▶ **TASK OBJECTIVE**: Out of the lines below, please list those that hold the string "name".

─── RECORD EXCERPTS

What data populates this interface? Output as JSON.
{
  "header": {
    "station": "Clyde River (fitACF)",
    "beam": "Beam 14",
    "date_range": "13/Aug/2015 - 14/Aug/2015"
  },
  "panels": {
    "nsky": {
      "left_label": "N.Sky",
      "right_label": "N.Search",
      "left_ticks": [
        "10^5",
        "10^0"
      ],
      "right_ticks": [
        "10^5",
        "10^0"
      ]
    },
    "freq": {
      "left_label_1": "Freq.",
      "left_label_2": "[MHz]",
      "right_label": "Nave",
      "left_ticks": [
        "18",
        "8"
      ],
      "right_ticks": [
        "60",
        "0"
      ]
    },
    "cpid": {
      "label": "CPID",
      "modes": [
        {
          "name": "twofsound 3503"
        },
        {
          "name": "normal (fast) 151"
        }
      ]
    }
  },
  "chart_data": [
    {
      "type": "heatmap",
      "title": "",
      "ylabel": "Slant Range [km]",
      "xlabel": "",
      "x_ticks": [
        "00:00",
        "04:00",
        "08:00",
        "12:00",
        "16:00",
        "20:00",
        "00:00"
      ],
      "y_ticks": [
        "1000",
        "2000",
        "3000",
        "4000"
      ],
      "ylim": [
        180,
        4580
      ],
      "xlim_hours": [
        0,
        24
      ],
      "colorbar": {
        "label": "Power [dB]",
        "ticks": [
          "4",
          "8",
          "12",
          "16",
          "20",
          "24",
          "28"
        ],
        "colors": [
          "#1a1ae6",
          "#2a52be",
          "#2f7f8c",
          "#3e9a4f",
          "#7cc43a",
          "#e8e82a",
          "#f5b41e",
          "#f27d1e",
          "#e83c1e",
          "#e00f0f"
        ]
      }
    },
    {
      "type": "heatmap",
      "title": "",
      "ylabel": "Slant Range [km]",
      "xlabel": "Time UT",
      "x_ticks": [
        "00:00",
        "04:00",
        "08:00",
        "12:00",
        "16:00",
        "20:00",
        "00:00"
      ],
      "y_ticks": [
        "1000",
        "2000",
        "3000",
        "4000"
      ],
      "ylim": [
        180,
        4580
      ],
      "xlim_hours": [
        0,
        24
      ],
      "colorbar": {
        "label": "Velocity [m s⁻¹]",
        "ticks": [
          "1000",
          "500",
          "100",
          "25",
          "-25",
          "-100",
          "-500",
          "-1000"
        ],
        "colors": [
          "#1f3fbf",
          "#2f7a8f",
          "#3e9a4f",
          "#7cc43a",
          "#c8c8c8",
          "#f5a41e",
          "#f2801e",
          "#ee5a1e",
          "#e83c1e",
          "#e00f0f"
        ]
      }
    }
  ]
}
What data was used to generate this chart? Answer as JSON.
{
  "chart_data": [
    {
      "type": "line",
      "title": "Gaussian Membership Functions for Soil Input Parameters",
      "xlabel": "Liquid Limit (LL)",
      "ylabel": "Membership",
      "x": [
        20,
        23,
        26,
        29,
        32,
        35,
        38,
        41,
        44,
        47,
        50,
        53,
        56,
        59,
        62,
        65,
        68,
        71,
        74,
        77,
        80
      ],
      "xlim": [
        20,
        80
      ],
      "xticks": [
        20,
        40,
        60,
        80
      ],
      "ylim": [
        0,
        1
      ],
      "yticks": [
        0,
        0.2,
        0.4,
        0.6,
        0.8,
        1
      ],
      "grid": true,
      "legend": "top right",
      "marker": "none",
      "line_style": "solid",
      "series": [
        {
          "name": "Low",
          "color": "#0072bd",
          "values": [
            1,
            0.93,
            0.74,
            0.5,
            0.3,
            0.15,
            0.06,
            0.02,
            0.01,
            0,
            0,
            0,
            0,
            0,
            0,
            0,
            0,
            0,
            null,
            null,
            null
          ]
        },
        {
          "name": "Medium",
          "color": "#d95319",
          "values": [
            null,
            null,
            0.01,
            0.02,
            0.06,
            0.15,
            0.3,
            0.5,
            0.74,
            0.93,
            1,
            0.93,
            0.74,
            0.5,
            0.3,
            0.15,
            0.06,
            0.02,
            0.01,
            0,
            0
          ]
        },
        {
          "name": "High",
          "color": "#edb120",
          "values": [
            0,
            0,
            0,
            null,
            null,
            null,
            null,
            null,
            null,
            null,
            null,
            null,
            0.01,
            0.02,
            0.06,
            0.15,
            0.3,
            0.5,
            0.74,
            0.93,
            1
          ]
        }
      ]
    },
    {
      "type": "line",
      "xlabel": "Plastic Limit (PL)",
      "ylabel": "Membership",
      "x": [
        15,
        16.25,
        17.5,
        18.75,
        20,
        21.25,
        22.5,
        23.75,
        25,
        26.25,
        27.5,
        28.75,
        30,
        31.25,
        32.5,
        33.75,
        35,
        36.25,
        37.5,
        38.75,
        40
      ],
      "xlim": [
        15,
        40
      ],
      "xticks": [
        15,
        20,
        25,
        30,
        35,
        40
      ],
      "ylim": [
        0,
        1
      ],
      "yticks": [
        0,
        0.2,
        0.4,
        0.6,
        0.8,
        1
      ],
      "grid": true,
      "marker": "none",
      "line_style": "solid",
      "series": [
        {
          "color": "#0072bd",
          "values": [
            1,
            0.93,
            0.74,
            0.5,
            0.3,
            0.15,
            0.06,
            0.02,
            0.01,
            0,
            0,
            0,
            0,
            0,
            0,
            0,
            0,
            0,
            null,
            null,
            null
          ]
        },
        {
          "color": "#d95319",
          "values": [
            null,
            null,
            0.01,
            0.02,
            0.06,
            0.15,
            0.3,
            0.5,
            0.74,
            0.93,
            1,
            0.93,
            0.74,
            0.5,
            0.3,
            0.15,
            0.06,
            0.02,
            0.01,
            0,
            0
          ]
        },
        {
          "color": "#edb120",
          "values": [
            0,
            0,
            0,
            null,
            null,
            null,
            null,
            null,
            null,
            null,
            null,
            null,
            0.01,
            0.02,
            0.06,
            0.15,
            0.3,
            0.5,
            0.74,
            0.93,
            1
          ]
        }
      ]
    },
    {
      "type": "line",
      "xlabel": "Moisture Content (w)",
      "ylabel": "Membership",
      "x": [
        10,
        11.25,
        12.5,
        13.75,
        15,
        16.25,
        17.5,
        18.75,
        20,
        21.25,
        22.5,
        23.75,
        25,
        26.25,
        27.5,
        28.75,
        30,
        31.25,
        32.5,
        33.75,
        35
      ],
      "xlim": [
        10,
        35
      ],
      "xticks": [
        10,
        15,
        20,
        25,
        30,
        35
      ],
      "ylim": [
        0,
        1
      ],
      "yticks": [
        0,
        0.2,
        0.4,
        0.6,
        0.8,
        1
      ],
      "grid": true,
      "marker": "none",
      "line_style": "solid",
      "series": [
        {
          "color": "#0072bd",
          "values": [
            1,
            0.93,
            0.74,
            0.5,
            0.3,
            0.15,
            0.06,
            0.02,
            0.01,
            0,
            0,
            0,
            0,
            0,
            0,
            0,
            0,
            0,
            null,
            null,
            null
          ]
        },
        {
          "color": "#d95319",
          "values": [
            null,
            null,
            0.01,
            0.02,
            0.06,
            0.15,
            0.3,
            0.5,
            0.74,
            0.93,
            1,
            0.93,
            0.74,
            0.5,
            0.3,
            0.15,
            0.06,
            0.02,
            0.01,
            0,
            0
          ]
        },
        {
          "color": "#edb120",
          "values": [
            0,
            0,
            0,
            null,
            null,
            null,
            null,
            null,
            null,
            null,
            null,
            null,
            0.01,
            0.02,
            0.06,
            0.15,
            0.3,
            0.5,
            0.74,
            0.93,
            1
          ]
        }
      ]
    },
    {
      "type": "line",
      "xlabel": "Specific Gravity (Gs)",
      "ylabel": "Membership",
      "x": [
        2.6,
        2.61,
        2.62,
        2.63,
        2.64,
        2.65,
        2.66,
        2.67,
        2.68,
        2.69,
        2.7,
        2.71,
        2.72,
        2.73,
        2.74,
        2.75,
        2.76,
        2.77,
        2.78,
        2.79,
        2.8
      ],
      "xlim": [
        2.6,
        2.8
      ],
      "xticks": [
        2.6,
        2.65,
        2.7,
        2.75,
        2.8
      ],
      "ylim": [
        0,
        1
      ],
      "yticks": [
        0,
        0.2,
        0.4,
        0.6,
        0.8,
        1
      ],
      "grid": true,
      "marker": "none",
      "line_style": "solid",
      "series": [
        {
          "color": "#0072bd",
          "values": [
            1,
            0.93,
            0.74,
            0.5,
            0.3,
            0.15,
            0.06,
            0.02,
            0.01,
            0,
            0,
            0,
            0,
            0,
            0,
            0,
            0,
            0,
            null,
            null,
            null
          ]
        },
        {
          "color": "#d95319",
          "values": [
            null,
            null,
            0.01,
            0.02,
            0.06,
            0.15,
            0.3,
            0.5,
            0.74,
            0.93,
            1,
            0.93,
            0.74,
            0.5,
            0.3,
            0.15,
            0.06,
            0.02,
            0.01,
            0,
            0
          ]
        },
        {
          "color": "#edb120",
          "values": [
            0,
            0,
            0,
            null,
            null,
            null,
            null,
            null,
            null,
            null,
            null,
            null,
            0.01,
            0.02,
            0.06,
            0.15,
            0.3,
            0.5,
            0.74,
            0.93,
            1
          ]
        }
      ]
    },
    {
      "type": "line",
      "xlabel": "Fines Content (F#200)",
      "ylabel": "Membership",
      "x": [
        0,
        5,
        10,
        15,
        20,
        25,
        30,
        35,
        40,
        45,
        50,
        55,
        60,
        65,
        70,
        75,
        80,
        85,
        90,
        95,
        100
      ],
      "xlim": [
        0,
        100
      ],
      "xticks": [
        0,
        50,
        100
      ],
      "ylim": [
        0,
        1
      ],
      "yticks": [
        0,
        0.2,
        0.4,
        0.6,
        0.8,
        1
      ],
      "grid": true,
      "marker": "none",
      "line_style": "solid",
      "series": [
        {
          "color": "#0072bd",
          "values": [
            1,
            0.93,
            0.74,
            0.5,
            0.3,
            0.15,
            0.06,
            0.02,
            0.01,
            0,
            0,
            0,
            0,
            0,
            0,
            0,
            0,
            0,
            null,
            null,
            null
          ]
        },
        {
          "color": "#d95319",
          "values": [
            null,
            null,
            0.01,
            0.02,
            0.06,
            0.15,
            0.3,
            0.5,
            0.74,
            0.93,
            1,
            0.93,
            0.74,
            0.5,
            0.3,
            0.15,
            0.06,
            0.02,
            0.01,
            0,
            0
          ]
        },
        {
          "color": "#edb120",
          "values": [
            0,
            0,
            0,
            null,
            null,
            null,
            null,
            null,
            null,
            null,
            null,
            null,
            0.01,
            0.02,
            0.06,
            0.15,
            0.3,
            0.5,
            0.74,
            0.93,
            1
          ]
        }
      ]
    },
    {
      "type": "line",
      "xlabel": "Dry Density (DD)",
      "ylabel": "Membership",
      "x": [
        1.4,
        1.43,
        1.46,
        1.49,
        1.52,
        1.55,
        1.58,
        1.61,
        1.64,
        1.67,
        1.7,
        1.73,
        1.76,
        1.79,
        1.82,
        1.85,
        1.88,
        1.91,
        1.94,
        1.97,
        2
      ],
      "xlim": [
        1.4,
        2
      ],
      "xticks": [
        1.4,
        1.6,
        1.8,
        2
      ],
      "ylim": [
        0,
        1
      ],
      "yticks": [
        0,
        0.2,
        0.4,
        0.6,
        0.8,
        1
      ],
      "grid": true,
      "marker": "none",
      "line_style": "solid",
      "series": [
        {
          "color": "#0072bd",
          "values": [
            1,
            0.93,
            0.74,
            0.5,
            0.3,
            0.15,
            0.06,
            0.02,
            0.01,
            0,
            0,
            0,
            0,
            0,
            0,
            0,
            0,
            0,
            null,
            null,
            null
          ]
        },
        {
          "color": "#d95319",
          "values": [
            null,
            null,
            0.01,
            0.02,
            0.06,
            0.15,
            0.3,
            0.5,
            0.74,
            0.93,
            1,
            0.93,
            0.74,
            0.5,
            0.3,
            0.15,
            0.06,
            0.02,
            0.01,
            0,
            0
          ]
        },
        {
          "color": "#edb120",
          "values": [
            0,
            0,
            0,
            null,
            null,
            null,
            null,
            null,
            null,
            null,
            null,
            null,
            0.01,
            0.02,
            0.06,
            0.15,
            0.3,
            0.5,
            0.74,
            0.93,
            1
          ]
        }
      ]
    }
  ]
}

──────

▶ **FINAL RESULT**:
          "name": "twofsound 3503"
          "name": "normal (fast) 151"
          "name": "Low",
          "name": "Medium",
          "name": "High",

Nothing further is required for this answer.